Dataset entries:
◆ ◆ ◆ ◆ ◆

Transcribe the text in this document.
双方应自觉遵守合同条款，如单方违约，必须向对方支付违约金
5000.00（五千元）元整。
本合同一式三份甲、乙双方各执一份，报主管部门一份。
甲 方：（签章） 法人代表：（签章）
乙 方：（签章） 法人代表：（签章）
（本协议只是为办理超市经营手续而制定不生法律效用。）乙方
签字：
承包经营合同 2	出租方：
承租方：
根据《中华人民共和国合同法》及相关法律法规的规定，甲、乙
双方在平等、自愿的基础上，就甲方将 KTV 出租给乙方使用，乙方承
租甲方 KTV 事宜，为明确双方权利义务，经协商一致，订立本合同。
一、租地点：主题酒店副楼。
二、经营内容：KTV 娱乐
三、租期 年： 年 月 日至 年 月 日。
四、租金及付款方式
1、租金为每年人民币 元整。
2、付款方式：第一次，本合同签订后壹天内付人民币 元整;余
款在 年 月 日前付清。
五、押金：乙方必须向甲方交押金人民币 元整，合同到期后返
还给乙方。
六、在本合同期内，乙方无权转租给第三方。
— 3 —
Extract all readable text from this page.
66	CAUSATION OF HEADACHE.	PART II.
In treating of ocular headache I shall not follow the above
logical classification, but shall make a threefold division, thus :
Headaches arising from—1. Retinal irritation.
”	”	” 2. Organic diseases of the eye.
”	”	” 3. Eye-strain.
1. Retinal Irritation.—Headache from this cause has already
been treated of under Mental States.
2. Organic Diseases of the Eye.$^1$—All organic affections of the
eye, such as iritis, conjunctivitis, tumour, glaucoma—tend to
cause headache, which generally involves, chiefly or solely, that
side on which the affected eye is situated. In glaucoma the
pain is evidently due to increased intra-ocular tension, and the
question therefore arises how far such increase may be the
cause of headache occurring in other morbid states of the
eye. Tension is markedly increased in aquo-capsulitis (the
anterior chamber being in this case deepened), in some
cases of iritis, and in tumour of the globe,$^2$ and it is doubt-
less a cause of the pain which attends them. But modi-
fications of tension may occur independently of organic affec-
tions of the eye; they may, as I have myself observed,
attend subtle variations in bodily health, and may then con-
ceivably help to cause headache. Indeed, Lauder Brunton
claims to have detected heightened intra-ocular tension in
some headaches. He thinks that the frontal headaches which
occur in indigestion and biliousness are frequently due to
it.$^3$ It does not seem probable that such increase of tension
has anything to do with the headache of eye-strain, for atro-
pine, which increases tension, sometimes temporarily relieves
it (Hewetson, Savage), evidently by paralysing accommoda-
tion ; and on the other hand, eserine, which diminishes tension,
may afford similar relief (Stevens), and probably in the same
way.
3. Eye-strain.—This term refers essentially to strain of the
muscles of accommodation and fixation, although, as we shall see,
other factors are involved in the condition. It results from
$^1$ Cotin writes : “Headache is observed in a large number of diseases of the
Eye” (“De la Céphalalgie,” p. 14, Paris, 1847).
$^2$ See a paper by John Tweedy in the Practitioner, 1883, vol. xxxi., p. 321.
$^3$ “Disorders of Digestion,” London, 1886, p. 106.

◆ ◆ ◆ ◆ ◆

Exercise objective:
Copy the data above exactly. Every line must be included.

Result of this exercise:
Transcribe the text in this document.
双方应自觉遵守合同条款，如单方违约，必须向对方支付违约金
5000.00（五千元）元整。
本合同一式三份甲、乙双方各执一份，报主管部门一份。
甲 方：（签章） 法人代表：（签章）
乙 方：（签章） 法人代表：（签章）
（本协议只是为办理超市经营手续而制定不生法律效用。）乙方
签字：
承包经营合同 2	出租方：
承租方：
根据《中华人民共和国合同法》及相关法律法规的规定，甲、乙
双方在平等、自愿的基础上，就甲方将 KTV 出租给乙方使用，乙方承
租甲方 KTV 事宜，为明确双方权利义务，经协商一致，订立本合同。
一、租地点：主题酒店副楼。
二、经营内容：KTV 娱乐
三、租期 年： 年 月 日至 年 月 日。
四、租金及付款方式
1、租金为每年人民币 元整。
2、付款方式：第一次，本合同签订后壹天内付人民币 元整;余
款在 年 月 日前付清。
五、押金：乙方必须向甲方交押金人民币 元整，合同到期后返
还给乙方。
六、在本合同期内，乙方无权转租给第三方。
— 3 —
Extract all readable text from this page.
66	CAUSATION OF HEADACHE.	PART II.
In treating of ocular headache I shall not follow the above
logical classification, but shall make a threefold division, thus :
Headaches arising from—1. Retinal irritation.
”	”	” 2. Organic diseases of the eye.
”	”	” 3. Eye-strain.
1. Retinal Irritation.—Headache from this cause has already
been treated of under Mental States.
2. Organic Diseases of the Eye.$^1$—All organic affections of the
eye, such as iritis, conjunctivitis, tumour, glaucoma—tend to
cause headache, which generally involves, chiefly or solely, that
side on which the affected eye is situated. In glaucoma the
pain is evidently due to increased intra-ocular tension, and the
question therefore arises how far such increase may be the
cause of headache occurring in other morbid states of the
eye. Tension is markedly increased in aquo-capsulitis (the
anterior chamber being in this case deepened), in some
cases of iritis, and in tumour of the globe,$^2$ and it is doubt-
less a cause of the pain which attends them. But modi-
fications of tension may occur independently of organic affec-
tions of the eye; they may, as I have myself observed,
attend subtle variations in bodily health, and may then con-
ceivably help to cause headache. Indeed, Lauder Brunton
claims to have detected heightened intra-ocular tension in
some headaches. He thinks that the frontal headaches which
occur in indigestion and biliousness are frequently due to
it.$^3$ It does not seem probable that such increase of tension
has anything to do with the headache of eye-strain, for atro-
pine, which increases tension, sometimes temporarily relieves
it (Hewetson, Savage), evidently by paralysing accommoda-
tion ; and on the other hand, eserine, which diminishes tension,
may afford similar relief (Stevens), and probably in the same
way.
3. Eye-strain.—This term refers essentially to strain of the
muscles of accommodation and fixation, although, as we shall see,
other factors are involved in the condition. It results from
$^1$ Cotin writes : “Headache is observed in a large number of diseases of the
Eye” (“De la Céphalalgie,” p. 14, Paris, 1847).
$^2$ See a paper by John Tweedy in the Practitioner, 1883, vol. xxxi., p. 321.
$^3$ “Disorders of Digestion,” London, 1886, p. 106.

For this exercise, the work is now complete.